図8(A)において、情報搭載ラベル製造装置71は、本出願人が出願した特願2011−092513の実施形態で示した装置と同様である。すなわち、ロール形態の連続状のRFIDラベル元シート72から例えば送りローラ73A,73Bにより搬送される。このRFIDラベル元シート72は、
図8(B)に示すように、シート基材102上に6列でRFIDであるインレット101が所定間隔で形成されたものである。
【0047】
上記送りローラ73A,73B間にRFID読取検査部74が配置され、RFIDラベル元シート72上の各インレット101を6列1段で同時に読み取り検査を行って良品か不良品かの判定を行い、判定結果を後述の制御部(77)に送出する。RFIDラベル元シート72は、検査後に単位インレット断裁部75に送り込まれる。単位インレット断裁部75は、インレット断裁上刃81とインレット断裁下刃82とにより構成され、6列1段で同時に回転断裁によって単位インレット101とさせる。当該インレット断裁下刃82は単位インレットを個々に吸引保持する機構である。
【0048】
断裁後の単位インレット101は、該当のインレット101が良品であるか、不良品であるかの情報に基づいて制御部77がインレット断裁下刃82の吸引が制御され、良品のインレットのみが吸引保持され、不良品と判定されたインレット101の場合には吸引保持されずに不良インレット回収部83に回収させる。
【0049】
インレット断裁下刃82に吸引保持されたインレット101は、当該インレット断裁下刃82の回転でインレット貼付部76の単位インレット送りローラ91に渡される。当該単位インレット送りローラ91においても単位インレット101を当該単位インレット断裁部75と同じ配列で吸引保持する機構であり、吸引保持した単位インレット101を回転搬送によりインレット貼付部76のインレット貼付機構92に供給する。
【0050】
インレット貼付機構92は、回転アーム群と、インレット吸引機構と、エアシリンダ駆動伝達部とを有して構成され、単位インレット送りローラ91より供給される個々の単位インレット101をRFIDラベル元シート72と同じ配列で連続状の台紙80上に貼付していくものである。
【0051】
上記インレット貼付機構92には、エア供給源78よりエア制御駆動部79を介して正圧及び負圧の2種類のエアをそれぞれ制御エアとして供給される。エア供給のタイミングは制御部77により制御される。ここで、制御部77は、RFIDラベルシート製造装置71を統括的に制御するものであり、特に、RFID読取検査部74からの個々のインレットにおける位置情報と、良品若しくは不良品の検査判定結果とを受け取り、インレット断裁下刃82による良品インレットの吸引保持の制御、インレット貼付機構82による台紙80上への貼付を行わせるエア制御駆動部79を制御するものである。

------------------------------------------------

## 課題
文書抜粋のうち、「図8(A)において、情報搭載」で始まり「ット貼付機構92に供給する。」まで続く部分を、「単位インレット断裁部」を「インレット切断部」に入れ替えて書き直してください。 ここからの項目はこの作業には関係しません。

## 抽出データ
------------------------------------------------

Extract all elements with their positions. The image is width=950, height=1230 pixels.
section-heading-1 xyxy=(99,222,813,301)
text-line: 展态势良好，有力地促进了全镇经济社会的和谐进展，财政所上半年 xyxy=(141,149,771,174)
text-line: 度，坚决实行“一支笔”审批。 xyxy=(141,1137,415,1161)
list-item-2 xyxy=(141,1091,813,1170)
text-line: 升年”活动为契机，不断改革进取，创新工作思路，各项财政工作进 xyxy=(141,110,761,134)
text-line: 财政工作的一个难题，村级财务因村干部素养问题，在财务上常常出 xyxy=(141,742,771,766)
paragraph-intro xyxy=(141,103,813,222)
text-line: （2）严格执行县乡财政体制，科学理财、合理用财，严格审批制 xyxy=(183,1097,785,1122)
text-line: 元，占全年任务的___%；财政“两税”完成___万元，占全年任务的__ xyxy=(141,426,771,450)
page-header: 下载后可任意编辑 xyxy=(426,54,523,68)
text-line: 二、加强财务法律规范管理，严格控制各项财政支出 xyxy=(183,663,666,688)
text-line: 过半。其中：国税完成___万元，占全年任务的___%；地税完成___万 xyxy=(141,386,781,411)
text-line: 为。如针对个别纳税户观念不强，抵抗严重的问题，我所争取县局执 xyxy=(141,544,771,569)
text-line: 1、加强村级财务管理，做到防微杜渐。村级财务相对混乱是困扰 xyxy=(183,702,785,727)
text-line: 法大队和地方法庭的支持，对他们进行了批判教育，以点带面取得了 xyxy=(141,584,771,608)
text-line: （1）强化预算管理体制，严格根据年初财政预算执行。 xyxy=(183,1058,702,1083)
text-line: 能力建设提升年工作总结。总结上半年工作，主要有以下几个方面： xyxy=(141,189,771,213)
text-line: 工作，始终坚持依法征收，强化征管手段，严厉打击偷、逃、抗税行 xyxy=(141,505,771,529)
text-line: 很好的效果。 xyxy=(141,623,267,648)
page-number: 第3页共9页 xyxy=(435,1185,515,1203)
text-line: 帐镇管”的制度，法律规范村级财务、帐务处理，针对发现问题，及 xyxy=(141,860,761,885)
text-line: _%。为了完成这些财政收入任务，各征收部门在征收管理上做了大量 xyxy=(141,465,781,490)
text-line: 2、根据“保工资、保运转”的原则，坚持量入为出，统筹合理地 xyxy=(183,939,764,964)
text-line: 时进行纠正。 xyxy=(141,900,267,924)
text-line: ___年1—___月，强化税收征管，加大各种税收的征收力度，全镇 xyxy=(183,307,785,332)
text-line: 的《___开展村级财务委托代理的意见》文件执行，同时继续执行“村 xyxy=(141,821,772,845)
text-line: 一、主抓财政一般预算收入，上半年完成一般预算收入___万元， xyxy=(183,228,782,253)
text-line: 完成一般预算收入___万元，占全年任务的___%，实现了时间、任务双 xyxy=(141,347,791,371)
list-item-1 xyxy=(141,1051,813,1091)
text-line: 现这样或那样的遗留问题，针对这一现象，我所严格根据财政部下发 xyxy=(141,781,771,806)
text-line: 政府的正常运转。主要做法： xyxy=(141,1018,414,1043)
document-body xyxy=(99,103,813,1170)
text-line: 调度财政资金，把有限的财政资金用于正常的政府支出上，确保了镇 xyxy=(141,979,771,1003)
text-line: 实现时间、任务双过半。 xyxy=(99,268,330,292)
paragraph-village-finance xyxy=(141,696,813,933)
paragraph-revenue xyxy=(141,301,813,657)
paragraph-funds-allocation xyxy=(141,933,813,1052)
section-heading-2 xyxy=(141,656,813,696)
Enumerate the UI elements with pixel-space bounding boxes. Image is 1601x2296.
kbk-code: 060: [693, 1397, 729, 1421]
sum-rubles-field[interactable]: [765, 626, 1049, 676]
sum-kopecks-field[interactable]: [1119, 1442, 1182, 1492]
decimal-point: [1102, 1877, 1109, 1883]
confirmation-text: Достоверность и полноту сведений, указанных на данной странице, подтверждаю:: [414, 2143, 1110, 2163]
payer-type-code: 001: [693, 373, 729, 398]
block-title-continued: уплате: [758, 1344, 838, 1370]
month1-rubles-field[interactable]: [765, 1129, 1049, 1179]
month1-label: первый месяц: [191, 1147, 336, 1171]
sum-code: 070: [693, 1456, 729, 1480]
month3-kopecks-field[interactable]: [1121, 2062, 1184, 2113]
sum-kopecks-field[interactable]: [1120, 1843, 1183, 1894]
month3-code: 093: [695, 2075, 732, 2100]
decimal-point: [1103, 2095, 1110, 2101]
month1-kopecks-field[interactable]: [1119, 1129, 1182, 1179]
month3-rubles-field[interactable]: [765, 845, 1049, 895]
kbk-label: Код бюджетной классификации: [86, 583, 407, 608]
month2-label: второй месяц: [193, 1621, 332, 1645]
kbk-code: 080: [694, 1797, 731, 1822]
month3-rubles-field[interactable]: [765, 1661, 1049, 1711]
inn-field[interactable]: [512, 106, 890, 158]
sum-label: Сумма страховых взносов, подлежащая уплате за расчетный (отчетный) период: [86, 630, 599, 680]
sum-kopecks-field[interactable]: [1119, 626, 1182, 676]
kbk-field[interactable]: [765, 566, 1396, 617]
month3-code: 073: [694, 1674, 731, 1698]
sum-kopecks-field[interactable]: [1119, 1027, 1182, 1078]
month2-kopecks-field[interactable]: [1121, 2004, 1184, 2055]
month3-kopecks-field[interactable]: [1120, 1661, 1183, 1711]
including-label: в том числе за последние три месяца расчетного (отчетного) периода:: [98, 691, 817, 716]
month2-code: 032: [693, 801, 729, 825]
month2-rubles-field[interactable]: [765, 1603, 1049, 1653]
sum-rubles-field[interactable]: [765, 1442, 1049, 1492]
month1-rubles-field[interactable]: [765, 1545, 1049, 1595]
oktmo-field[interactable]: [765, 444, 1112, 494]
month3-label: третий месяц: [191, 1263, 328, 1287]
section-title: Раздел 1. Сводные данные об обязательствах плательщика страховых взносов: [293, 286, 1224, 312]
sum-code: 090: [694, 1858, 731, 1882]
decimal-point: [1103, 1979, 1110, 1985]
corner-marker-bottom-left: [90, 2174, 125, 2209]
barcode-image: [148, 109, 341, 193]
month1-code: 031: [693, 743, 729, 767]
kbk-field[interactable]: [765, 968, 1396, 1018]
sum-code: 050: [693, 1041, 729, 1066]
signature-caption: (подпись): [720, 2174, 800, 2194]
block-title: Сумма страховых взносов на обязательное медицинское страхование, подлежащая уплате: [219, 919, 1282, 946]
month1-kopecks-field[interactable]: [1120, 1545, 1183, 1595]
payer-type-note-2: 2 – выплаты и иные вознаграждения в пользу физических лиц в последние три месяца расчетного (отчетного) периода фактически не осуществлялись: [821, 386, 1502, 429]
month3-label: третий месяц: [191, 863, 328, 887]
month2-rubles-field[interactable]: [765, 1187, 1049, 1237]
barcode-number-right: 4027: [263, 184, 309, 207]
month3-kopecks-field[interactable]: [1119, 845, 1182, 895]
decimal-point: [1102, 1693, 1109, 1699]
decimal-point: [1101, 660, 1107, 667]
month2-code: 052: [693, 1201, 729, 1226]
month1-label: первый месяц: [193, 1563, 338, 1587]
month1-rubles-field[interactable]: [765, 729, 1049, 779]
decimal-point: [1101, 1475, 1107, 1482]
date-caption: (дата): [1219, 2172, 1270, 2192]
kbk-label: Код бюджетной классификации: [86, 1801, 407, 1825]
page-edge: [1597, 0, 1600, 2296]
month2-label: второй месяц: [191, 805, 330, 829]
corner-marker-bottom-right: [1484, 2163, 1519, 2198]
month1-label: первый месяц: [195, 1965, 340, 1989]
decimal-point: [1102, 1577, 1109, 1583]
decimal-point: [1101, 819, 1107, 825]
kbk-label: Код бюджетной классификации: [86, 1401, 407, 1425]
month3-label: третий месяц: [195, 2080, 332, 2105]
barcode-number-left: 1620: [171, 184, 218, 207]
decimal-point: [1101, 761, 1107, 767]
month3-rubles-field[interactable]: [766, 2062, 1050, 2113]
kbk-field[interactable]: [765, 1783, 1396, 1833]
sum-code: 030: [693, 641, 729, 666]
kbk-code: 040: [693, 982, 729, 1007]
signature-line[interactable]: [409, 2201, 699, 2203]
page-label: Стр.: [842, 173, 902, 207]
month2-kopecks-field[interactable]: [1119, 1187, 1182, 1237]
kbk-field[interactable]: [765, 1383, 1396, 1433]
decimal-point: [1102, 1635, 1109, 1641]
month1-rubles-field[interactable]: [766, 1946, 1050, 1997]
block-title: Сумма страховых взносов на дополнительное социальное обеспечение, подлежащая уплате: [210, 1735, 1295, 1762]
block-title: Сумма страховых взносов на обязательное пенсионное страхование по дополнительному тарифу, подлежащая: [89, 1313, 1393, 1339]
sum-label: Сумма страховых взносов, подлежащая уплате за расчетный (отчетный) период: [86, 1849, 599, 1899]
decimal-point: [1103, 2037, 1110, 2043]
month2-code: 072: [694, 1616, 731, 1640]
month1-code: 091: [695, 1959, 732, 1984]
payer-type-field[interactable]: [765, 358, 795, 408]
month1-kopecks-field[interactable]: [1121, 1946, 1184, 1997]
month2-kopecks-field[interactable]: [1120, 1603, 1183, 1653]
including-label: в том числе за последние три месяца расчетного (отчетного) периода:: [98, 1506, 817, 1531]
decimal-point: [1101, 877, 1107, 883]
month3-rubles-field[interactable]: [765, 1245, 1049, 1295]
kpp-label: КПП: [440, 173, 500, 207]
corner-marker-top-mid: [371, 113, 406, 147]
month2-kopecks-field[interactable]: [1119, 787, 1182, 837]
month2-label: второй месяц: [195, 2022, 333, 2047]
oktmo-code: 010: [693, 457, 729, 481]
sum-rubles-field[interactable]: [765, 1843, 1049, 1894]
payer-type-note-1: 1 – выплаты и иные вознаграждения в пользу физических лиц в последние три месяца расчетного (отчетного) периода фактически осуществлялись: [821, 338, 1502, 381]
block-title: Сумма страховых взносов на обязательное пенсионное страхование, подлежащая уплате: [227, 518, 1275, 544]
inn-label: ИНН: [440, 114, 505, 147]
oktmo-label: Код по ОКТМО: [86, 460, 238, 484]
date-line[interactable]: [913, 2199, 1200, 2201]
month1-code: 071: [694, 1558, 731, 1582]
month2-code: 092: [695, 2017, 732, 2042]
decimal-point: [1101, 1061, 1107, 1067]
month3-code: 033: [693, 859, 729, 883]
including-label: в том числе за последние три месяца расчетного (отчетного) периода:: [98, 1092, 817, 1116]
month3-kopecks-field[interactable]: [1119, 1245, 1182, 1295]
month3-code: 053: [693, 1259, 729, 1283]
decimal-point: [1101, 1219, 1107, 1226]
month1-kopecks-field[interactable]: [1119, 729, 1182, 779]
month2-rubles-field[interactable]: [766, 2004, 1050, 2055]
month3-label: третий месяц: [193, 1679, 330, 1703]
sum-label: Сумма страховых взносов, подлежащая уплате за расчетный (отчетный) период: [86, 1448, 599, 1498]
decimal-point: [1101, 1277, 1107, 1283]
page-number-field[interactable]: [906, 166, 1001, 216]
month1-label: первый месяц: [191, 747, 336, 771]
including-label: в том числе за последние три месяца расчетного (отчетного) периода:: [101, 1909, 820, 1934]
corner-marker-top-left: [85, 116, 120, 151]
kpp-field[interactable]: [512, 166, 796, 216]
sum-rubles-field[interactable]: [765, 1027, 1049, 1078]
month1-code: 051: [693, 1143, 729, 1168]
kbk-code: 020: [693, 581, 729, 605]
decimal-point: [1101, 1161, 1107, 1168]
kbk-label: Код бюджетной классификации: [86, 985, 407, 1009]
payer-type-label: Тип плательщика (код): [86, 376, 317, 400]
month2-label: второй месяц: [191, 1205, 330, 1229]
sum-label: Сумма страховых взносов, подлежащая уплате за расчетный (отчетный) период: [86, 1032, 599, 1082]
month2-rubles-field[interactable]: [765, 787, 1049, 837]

------------------------------------------------

## 解答例
図8(A)において、情報搭載ラベル製造装置71は、本出願人が出願した特願2011−092513の実施形態で示した装置と同様である。すなわち、ロール形態の連続状のRFIDラベル元シート72から例えば送りローラ73A,73Bにより搬送される。このRFIDラベル元シート72は、
図8(B)に示すように、シート基材102上に6列でRFIDであるインレット101が所定間隔で形成されたものである。
【0047】
上記送りローラ73A,73B間にRFID読取検査部74が配置され、RFIDラベル元シート72上の各インレット101を6列1段で同時に読み取り検査を行って良品か不良品かの判定を行い、判定結果を後述の制御部(77)に送出する。RFIDラベル元シート72は、検査後にインレット切断部75に送り込まれる。インレット切断部75は、インレット断裁上刃81とインレット断裁下刃82とにより構成され、6列1段で同時に回転断裁によって単位インレット101とさせる。当該インレット断裁下刃82は単位インレットを個々に吸引保持する機構である。
【0048】
断裁後の単位インレット101は、該当のインレット101が良品であるか、不良品であるかの情報に基づいて制御部77がインレット断裁下刃82の吸引が制御され、良品のインレットのみが吸引保持され、不良品と判定されたインレット101の場合には吸引保持されずに不良インレット回収部83に回収させる。
【0049】
インレット断裁下刃82に吸引保持されたインレット101は、当該インレット断裁下刃82の回転でインレット貼付部76の単位インレット送りローラ91に渡される。当該単位インレット送りローラ91においても単位インレット101を当該インレット切断部75と同じ配列で吸引保持する機構であり、吸引保持した単位インレット101を回転搬送によりインレット貼付部76のインレット貼付機構92に供給する。